## [EXERCISE DIRECTIONS]
Select, from the material below, each line with "audio" in it.

## [DATA SHOWN]
※ ※ ※

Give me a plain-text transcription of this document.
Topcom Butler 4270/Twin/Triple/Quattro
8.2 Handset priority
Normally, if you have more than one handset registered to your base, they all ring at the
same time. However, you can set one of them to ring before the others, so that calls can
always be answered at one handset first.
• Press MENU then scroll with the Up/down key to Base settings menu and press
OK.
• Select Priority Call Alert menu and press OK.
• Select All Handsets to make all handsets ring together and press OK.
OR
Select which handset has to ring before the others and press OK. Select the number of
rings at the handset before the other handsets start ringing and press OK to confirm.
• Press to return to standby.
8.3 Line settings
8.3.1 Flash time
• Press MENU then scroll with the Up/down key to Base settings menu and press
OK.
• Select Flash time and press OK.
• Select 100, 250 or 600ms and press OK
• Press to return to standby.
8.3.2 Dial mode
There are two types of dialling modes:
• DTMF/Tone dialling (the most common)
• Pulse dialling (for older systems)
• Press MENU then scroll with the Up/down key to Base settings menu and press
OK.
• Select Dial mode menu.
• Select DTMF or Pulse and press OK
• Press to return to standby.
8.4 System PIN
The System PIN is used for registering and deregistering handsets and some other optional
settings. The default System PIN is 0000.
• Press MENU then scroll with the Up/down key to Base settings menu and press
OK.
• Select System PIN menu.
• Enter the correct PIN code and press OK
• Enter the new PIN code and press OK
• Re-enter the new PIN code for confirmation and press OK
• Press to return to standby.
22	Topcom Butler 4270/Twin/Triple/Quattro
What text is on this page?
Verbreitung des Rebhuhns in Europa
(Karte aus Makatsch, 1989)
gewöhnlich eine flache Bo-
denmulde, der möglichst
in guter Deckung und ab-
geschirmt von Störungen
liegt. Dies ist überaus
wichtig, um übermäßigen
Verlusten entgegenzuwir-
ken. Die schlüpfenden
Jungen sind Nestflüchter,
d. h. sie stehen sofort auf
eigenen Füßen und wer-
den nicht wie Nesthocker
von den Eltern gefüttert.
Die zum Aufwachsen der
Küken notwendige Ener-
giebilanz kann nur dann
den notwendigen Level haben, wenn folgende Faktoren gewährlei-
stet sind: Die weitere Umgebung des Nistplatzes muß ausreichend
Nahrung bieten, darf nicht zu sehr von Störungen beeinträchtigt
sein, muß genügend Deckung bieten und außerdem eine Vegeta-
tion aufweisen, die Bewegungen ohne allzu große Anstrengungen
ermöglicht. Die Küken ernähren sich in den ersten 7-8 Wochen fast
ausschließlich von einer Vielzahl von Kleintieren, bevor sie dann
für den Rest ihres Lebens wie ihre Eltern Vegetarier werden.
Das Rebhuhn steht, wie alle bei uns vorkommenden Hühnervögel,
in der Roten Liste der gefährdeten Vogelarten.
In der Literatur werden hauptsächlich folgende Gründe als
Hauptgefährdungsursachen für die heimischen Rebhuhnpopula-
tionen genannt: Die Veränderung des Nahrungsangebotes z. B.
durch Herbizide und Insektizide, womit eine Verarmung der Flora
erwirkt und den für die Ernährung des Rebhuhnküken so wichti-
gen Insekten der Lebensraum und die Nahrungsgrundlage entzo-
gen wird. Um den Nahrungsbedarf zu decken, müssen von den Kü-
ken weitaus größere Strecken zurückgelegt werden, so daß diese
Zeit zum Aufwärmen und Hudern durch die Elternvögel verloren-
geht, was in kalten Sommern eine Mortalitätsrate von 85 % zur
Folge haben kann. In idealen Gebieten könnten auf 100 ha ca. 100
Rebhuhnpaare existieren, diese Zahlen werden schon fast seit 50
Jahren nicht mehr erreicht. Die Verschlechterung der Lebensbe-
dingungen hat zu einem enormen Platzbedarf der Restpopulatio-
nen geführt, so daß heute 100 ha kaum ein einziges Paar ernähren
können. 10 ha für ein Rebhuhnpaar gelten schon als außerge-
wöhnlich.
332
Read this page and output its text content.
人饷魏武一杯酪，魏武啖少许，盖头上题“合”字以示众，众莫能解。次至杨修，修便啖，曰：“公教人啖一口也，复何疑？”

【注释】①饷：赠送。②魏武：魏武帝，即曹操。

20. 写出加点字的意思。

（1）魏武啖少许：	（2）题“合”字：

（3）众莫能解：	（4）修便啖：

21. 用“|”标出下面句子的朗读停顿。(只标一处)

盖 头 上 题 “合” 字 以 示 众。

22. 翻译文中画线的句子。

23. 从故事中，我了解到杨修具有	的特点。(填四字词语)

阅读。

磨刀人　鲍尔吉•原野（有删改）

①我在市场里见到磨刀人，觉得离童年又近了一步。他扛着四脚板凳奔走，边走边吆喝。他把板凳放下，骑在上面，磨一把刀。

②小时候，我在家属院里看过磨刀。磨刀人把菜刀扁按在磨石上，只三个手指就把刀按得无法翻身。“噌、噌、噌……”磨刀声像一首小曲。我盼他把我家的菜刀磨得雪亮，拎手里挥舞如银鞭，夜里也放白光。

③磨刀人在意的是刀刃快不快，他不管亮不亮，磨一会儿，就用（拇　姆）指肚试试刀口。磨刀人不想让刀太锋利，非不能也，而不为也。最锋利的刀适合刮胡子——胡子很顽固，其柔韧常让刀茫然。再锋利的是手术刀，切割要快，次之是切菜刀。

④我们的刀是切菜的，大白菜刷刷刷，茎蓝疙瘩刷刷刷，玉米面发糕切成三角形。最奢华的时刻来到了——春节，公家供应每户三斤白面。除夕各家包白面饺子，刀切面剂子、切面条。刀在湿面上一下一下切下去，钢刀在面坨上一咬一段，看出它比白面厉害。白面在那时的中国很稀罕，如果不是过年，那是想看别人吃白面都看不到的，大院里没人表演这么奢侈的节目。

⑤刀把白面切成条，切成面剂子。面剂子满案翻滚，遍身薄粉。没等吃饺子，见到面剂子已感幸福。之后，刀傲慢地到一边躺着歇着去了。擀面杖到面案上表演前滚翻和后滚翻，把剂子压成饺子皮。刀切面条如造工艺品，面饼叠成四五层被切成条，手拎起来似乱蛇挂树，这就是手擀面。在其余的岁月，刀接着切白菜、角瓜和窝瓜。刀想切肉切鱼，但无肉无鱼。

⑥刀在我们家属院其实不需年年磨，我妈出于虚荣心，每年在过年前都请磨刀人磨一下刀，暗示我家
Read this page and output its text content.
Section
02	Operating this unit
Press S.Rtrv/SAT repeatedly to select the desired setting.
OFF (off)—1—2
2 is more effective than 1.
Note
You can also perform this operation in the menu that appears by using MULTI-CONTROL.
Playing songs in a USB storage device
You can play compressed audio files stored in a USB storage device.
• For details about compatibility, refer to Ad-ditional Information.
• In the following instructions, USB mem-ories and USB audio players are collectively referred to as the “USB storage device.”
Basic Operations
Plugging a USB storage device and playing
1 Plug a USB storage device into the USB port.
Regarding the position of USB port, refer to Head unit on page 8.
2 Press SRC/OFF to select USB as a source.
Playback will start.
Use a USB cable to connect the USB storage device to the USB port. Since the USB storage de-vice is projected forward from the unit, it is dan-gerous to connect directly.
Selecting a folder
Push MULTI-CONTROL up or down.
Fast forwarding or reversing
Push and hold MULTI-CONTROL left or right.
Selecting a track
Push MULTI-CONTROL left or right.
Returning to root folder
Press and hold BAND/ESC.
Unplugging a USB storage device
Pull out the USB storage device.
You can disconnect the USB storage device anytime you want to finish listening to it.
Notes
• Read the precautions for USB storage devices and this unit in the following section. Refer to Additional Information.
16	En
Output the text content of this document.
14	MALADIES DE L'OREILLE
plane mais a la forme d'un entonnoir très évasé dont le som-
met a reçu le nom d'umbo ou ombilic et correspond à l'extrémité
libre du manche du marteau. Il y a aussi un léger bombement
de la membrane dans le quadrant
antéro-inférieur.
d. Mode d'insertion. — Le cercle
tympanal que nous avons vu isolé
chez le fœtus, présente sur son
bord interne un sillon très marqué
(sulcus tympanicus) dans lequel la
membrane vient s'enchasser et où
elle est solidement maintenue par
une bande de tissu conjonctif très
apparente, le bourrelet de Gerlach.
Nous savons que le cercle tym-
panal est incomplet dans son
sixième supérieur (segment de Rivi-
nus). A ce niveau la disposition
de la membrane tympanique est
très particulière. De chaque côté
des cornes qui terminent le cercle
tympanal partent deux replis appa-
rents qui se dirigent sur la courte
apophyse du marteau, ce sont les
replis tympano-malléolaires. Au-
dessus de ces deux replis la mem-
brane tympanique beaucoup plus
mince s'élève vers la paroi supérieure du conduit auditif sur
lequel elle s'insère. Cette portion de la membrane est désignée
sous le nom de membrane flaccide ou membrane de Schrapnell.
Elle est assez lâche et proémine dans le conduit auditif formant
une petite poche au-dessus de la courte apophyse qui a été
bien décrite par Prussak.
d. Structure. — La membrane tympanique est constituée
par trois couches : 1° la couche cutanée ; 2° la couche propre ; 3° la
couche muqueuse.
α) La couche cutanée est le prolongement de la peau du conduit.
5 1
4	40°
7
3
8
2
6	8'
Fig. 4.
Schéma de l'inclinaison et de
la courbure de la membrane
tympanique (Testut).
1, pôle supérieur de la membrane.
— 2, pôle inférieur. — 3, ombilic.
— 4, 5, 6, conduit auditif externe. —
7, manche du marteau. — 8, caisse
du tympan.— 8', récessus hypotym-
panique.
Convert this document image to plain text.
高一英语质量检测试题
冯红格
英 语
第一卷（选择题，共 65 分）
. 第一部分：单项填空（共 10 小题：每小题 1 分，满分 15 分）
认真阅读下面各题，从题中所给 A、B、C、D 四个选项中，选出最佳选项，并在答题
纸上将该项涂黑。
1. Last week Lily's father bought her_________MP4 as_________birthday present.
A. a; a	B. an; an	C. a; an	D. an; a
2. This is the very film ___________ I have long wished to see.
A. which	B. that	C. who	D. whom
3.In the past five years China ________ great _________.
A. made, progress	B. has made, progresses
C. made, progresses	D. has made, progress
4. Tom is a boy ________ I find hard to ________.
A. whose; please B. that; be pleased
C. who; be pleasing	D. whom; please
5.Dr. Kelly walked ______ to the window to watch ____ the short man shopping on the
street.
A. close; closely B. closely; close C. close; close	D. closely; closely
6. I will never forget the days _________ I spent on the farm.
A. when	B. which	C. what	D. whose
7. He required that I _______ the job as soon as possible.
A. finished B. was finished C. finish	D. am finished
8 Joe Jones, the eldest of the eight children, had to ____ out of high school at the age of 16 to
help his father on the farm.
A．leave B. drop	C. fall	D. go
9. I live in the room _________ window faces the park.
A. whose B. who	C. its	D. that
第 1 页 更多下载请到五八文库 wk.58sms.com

※ ※ ※

## [ANSWER TO THE PROBLEM]
You can play compressed audio files stored in a USB storage device.
• In the following instructions, USB mem-ories and USB audio players are collectively referred to as the “USB storage device.”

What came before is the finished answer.